* [What needs to be done] Omit the images, then print each record below exactly as it reads.

* [Records for this exercise]
↓
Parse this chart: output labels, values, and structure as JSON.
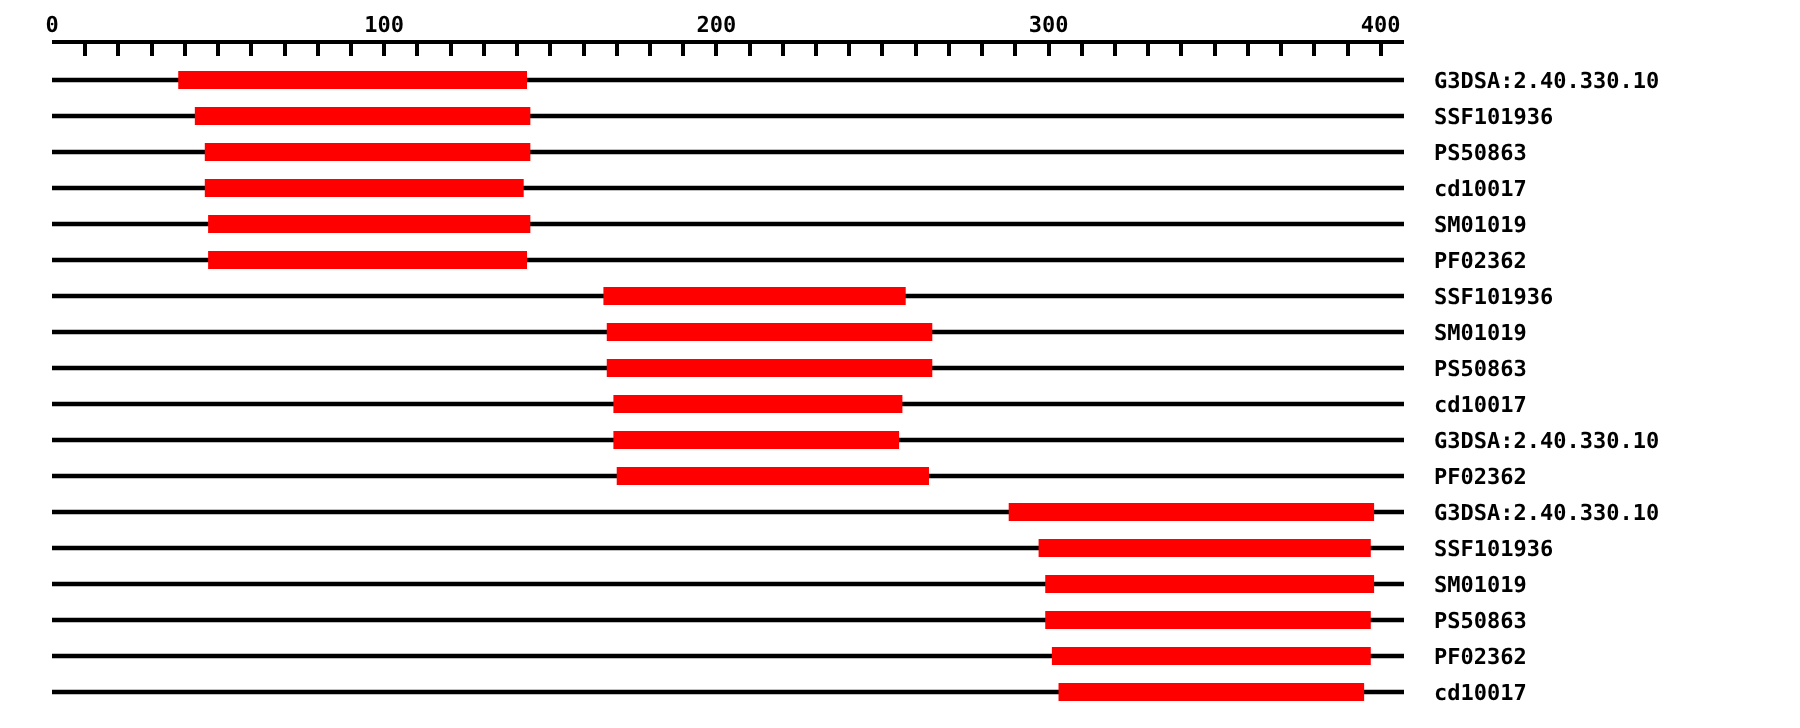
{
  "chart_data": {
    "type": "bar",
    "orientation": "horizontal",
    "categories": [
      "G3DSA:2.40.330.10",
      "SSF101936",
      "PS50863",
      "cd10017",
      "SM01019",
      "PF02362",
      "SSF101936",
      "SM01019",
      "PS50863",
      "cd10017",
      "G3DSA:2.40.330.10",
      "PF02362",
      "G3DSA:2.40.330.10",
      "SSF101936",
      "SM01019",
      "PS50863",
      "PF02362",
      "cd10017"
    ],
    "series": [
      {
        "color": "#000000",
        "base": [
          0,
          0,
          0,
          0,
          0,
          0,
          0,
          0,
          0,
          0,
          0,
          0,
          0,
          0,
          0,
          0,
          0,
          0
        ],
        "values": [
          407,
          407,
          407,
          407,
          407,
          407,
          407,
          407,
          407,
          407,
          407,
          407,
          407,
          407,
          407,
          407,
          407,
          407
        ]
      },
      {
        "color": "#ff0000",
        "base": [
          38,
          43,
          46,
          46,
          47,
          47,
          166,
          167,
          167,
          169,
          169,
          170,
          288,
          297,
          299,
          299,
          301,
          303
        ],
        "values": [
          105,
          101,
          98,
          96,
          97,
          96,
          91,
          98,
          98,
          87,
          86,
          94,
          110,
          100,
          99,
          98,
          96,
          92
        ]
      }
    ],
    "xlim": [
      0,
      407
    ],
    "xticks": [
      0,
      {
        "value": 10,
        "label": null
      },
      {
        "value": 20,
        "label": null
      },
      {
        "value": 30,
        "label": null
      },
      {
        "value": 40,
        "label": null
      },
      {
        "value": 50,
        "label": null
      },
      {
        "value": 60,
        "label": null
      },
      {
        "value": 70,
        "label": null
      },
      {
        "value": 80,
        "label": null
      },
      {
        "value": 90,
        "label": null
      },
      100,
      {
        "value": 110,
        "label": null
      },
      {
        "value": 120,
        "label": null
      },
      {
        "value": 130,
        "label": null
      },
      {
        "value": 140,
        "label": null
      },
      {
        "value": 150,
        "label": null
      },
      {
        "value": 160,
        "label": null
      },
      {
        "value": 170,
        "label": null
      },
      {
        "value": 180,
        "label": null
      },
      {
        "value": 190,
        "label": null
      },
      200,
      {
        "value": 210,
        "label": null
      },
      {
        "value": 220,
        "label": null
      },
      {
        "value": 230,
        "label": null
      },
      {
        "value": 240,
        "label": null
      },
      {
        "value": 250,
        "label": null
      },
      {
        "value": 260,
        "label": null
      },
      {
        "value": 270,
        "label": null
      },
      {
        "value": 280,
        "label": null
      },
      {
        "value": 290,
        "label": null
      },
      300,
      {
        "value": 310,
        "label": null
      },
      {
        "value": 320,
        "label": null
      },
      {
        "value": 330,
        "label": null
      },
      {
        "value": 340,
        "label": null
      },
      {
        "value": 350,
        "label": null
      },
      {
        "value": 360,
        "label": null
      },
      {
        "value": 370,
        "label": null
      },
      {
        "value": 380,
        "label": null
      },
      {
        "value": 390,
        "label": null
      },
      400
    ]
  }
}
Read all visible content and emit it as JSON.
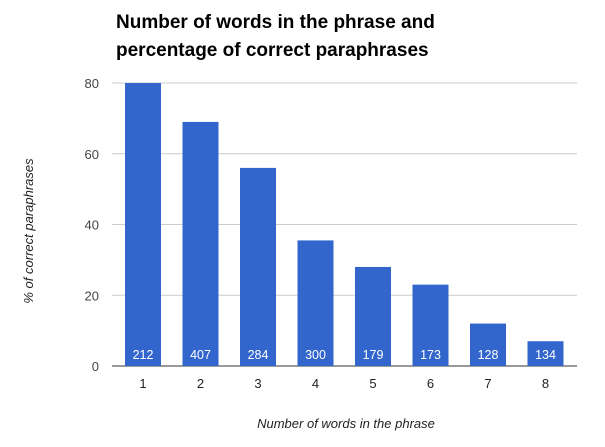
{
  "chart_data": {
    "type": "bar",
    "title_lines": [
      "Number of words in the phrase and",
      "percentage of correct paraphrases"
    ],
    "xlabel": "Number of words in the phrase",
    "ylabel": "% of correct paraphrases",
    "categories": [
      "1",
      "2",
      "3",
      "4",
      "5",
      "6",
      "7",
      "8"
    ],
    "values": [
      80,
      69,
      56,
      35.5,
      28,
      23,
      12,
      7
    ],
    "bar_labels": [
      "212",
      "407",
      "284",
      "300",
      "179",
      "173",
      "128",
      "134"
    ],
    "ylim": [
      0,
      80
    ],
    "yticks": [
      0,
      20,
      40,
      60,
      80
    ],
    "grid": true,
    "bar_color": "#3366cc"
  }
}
↑
* [Reply]
Parse this chart: output labels, values, and structure as JSON.
{
  "chart_data": {
    "type": "bar",
    "orientation": "horizontal",
    "categories": [
      "G3DSA:2.40.330.10",
      "SSF101936",
      "PS50863",
      "cd10017",
      "SM01019",
      "PF02362",
      "SSF101936",
      "SM01019",
      "PS50863",
      "cd10017",
      "G3DSA:2.40.330.10",
      "PF02362",
      "G3DSA:2.40.330.10",
      "SSF101936",
      "SM01019",
      "PS50863",
      "PF02362",
      "cd10017"
    ],
    "series": [
      {
        "color": "#000000",
        "base": [
          0,
          0,
          0,
          0,
          0,
          0,
          0,
          0,
          0,
          0,
          0,
          0,
          0,
          0,
          0,
          0,
          0,
          0
        ],
        "values": [
          407,
          407,
          407,
          407,
          407,
          407,
          407,
          407,
          407,
          407,
          407,
          407,
          407,
          407,
          407,
          407,
          407,
          407
        ]
      },
      {
        "color": "#ff0000",
        "base": [
          38,
          43,
          46,
          46,
          47,
          47,
          166,
          167,
          167,
          169,
          169,
          170,
          288,
          297,
          299,
          299,
          301,
          303
        ],
        "values": [
          105,
          101,
          98,
          96,
          97,
          96,
          91,
          98,
          98,
          87,
          86,
          94,
          110,
          100,
          99,
          98,
          96,
          92
        ]
      }
    ],
    "xlim": [
      0,
      407
    ],
    "xticks": [
      0,
      {
        "value": 10,
        "label": null
      },
      {
        "value": 20,
        "label": null
      },
      {
        "value": 30,
        "label": null
      },
      {
        "value": 40,
        "label": null
      },
      {
        "value": 50,
        "label": null
      },
      {
        "value": 60,
        "label": null
      },
      {
        "value": 70,
        "label": null
      },
      {
        "value": 80,
        "label": null
      },
      {
        "value": 90,
        "label": null
      },
      100,
      {
        "value": 110,
        "label": null
      },
      {
        "value": 120,
        "label": null
      },
      {
        "value": 130,
        "label": null
      },
      {
        "value": 140,
        "label": null
      },
      {
        "value": 150,
        "label": null
      },
      {
        "value": 160,
        "label": null
      },
      {
        "value": 170,
        "label": null
      },
      {
        "value": 180,
        "label": null
      },
      {
        "value": 190,
        "label": null
      },
      200,
      {
        "value": 210,
        "label": null
      },
      {
        "value": 220,
        "label": null
      },
      {
        "value": 230,
        "label": null
      },
      {
        "value": 240,
        "label": null
      },
      {
        "value": 250,
        "label": null
      },
      {
        "value": 260,
        "label": null
      },
      {
        "value": 270,
        "label": null
      },
      {
        "value": 280,
        "label": null
      },
      {
        "value": 290,
        "label": null
      },
      300,
      {
        "value": 310,
        "label": null
      },
      {
        "value": 320,
        "label": null
      },
      {
        "value": 330,
        "label": null
      },
      {
        "value": 340,
        "label": null
      },
      {
        "value": 350,
        "label": null
      },
      {
        "value": 360,
        "label": null
      },
      {
        "value": 370,
        "label": null
      },
      {
        "value": 380,
        "label": null
      },
      {
        "value": 390,
        "label": null
      },
      400
    ]
  }
}
Read all visible content and emit it as JSON.
{
  "chart_data": {
    "type": "bar",
    "title_lines": [
      "Number of words in the phrase and",
      "percentage of correct paraphrases"
    ],
    "xlabel": "Number of words in the phrase",
    "ylabel": "% of correct paraphrases",
    "categories": [
      "1",
      "2",
      "3",
      "4",
      "5",
      "6",
      "7",
      "8"
    ],
    "values": [
      80,
      69,
      56,
      35.5,
      28,
      23,
      12,
      7
    ],
    "bar_labels": [
      "212",
      "407",
      "284",
      "300",
      "179",
      "173",
      "128",
      "134"
    ],
    "ylim": [
      0,
      80
    ],
    "yticks": [
      0,
      20,
      40,
      60,
      80
    ],
    "grid": true,
    "bar_color": "#3366cc"
  }
}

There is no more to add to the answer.